FRAGMENTO —
La multitud que irrumpe en el camino a lo largo de la playa de Barra da Tijuca, en la zona occidental de Río de Janeiro, está eufórica. Reunida alrededor de un gigantesco muñeco inflable representando a Lula, en un traje de convicto, vino a celebrar la victoria de su “héroe”, Jair Messias Bolsonaro, en la segunda ronda de las elecciones presidenciales brasileñas y, con ella, la emergencia, cree, de un “nuevo Brasil” próspero, armonioso y libre de corrupción. “Esta victoria, proclamaba uno de los participantes, significa una liberación con respecto al PT. Significa la esperanza de una vida mejor. El país seguirá un nuevo camino, con más ética”. “Somos el pueblo indignado y exasperado por la violencia y la corrupción, agrega otro. El pueblo ha hablado. Esta es la primera vez que me siento representado”. Bajo una lluvia de fuegos artificiales, la marea verde-amarilla entona el himno nacional, antes de corear las consignas “Fuera PT” y “Mito”, el sobrenombre dado por los partidarios al nuevo inquilino de Planalto, sede de la presidencia.
Aquel a quien estos “ciudadanos de bien” llaman hoy el “mito” y que se considera a sí mismo como el “salvador de la patria en peligro”, como un nuevo mesías (en referencia a su segundo nombre) y como el hombre providencial tan esperado dista, sin embargo, de ser un novato y un agente externo en política. Figura principal de la extrema derecha, Bolsonaro es el hombre clave de la clase dominante y un producto puro del sistema: estuvo sentado durante casi 27 años en el Congreso Nacional y tres de sus hijos tienen un cargo político.
¿Cómo ese nostálgico de la dictadura militar, más conocido por sus exabruptos verbales y sus posiciones extremas que por sus competencias, ha podido llegar, en cuestión de meses, al frente del país más grande de América Latina? Echemos una mirada sobre su recorrido y su ascenso tan repentino como vertiginoso.
Del militar al político
Jair Bolsonaro nació el 21 de marzo de 1955 en Glicerio, un pequeño pueblo del Estado de São Paulo, en una familia con una doble ascendencia alemana e italiana. Desde su infancia, no ha considerado otra cosa que una carrera militar. Adolescente, habría ayudado incluso a las fuerzas armadas en la búsqueda de los guerrilleros de Carlos Lamarca [1] , indicándoles un supuesto campo de entrenamiento utilizado en el área por los insurrectos. De esta experiencia, mantendrá tanto un odio visceral al comunismo como una fascinación sin límites por el régimen de los generales. Ansioso de servirles ingresó, a la edad de quince años, a la Escuela Preparatoria de Cadetes en la principal academia militar del país, y salió con el grado de suboficial siete años después.

LÍNEAS DE DATOS —
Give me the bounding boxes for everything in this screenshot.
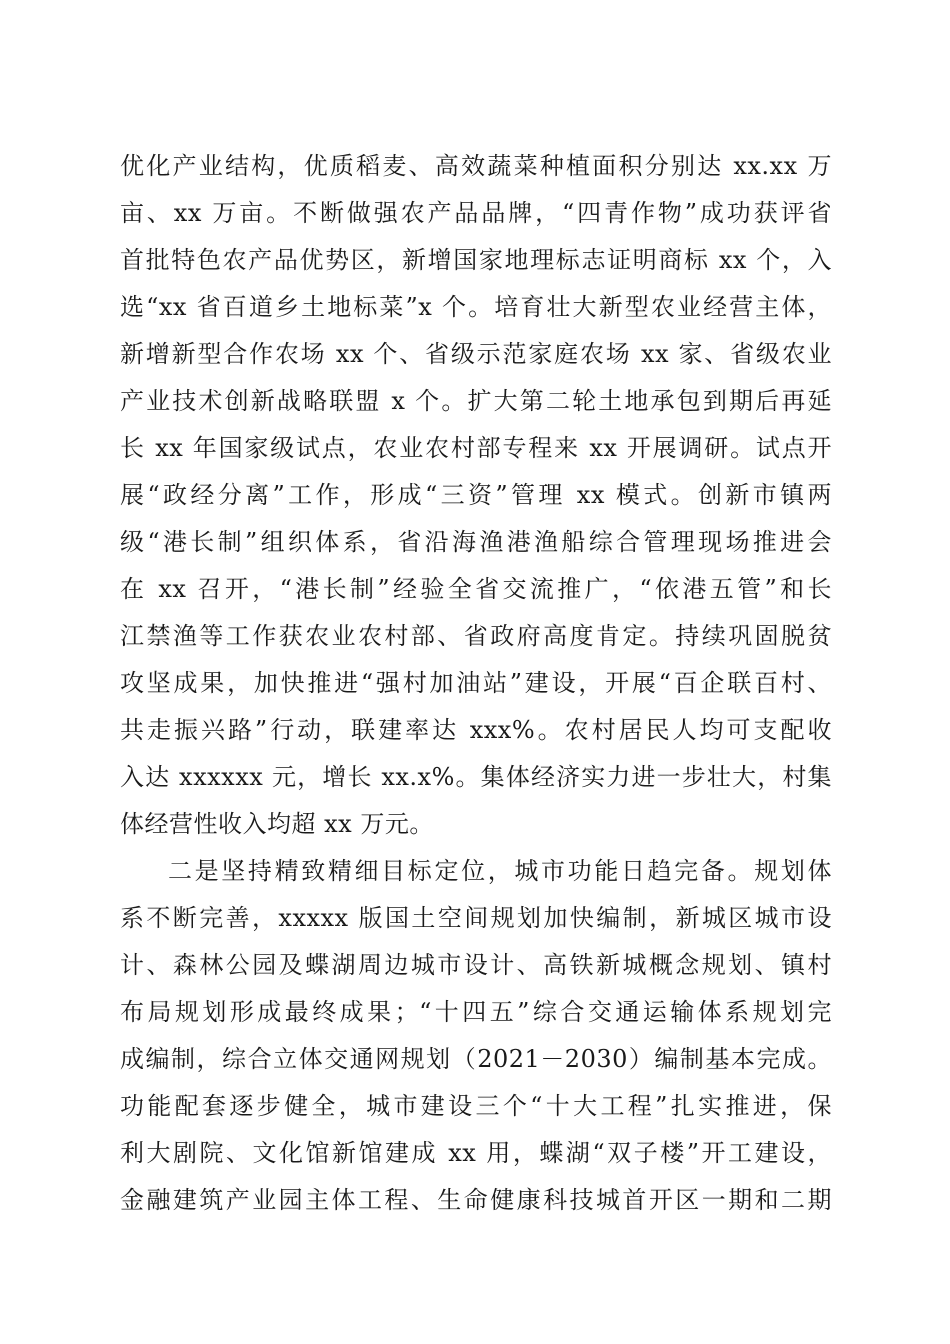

TRABAJO A REALIZAR —
A) Anota literalmente la parte del fragmento sobre Bolsonaro que va desde "Aquel a quien" hasta "repentino como vertiginoso.", incluidas ambas.
B) Responde con brevedad según el fragmento sobre Bolsonaro:
(i) ¿En qué pueblo nació Jair Bolsonaro?
(ii) ¿Durante cuántos años estuvo sentado en el Congreso Nacional?
(iii) ¿Qué consignas corea la multitud después de entonar el himno nacional?
C) Prolonga el fragmento sobre Bolsonaro a partir de su última oración.

RESULTADOS DEL EJERCICIO —
A)
Aquel a quien estos “ciudadanos de bien” llaman hoy el “mito” y que se considera a sí mismo como el “salvador de la patria en peligro”, como un nuevo mesías (en referencia a su segundo nombre) y como el hombre providencial tan esperado dista, sin embargo, de ser un novato y un agente externo en política. Figura principal de la extrema derecha, Bolsonaro es el hombre clave de la clase dominante y un producto puro del sistema: estuvo sentado durante casi 27 años en el Congreso Nacional y tres de sus hijos tienen un cargo político.
¿Cómo ese nostálgico de la dictadura militar, más conocido por sus exabruptos verbales y sus posiciones extremas que por sus competencias, ha podido llegar, en cuestión de meses, al frente del país más grande de América Latina? Echemos una mirada sobre su recorrido y su ascenso tan repentino como vertiginoso.

B)
(i) En Glicerio, un pequeño pueblo del Estado de São Paulo.
(ii) Durante casi 27 años.
(iii) "Fuera PT" y "Mito".

C)
Pero su carrera militar resultó tan breve como agitada. Dio muestras, según sus propios superiores, de una ambición excesiva, entrando regularmente en conflicto con su jerarquía. En 1986, fue condenado a 15 días de arresto por insubordinación luego de escribir un controvertido artículo de opinión para la revista Veja denunciando los bajos salarios de los militares. Luego, un año después, el Capitán Bolsonaro estuvo involucrado en un extraño proyecto de atentado en los cuarteles para denunciar la baja remuneración en el ejército, siendo inmediatamente despedido de la institución. Blanqueado por el Tribunal Superior Militar, Bolsonaro, fue rehabilitado un año después, sin embargo, optó por una carrera política. Después de servir por un corto período como concejal en la ciudad de Río, fue elegido, a la edad de 35 años, como diputado federal, gracias principalmente al voto de sus colegas, el núcleo duro, al principio, de su electorado: un escaño que ocupará sin interrupción durante casi tres décadas, bajo muchas denominaciones políticas antes de unirse al PSL (Partido Social Liberal) en junio de 2018.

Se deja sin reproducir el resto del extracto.